Extract every line that contains the word "value".

Collected data entries
* Begin *

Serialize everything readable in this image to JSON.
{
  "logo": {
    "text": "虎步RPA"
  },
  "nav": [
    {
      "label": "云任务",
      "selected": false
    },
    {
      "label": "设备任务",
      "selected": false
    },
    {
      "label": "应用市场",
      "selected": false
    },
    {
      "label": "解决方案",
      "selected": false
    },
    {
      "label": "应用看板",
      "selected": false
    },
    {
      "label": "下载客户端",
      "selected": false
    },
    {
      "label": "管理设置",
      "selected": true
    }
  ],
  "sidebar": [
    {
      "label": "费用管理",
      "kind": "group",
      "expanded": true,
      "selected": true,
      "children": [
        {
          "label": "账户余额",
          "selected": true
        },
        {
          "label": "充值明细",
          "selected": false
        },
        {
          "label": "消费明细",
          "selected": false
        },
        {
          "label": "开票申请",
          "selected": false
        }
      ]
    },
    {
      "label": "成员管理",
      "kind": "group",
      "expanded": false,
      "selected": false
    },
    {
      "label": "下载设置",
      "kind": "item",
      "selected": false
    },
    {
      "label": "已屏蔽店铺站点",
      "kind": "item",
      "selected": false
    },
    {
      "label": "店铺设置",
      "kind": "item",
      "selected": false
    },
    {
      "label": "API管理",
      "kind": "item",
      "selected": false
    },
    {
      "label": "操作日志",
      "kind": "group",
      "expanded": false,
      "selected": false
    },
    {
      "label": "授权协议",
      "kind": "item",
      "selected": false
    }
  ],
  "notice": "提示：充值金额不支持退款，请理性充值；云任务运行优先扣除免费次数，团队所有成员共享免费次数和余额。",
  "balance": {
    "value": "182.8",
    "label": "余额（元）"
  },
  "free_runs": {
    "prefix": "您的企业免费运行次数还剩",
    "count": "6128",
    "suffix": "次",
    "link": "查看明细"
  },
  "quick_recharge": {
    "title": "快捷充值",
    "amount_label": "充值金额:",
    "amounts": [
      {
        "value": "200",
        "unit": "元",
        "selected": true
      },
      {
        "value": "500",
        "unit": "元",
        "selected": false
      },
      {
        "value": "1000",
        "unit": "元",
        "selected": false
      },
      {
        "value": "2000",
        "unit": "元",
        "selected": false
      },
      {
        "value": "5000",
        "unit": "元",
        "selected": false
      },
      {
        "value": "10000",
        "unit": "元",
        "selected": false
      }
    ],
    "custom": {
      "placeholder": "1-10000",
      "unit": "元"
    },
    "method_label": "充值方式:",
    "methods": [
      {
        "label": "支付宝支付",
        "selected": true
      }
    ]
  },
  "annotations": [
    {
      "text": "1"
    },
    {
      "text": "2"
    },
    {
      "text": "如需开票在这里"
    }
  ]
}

* End *

EXPECTED ANSWER:
    "value": "182.8",
        "value": "200",
        "value": "500",
        "value": "1000",
        "value": "2000",
        "value": "5000",
        "value": "10000",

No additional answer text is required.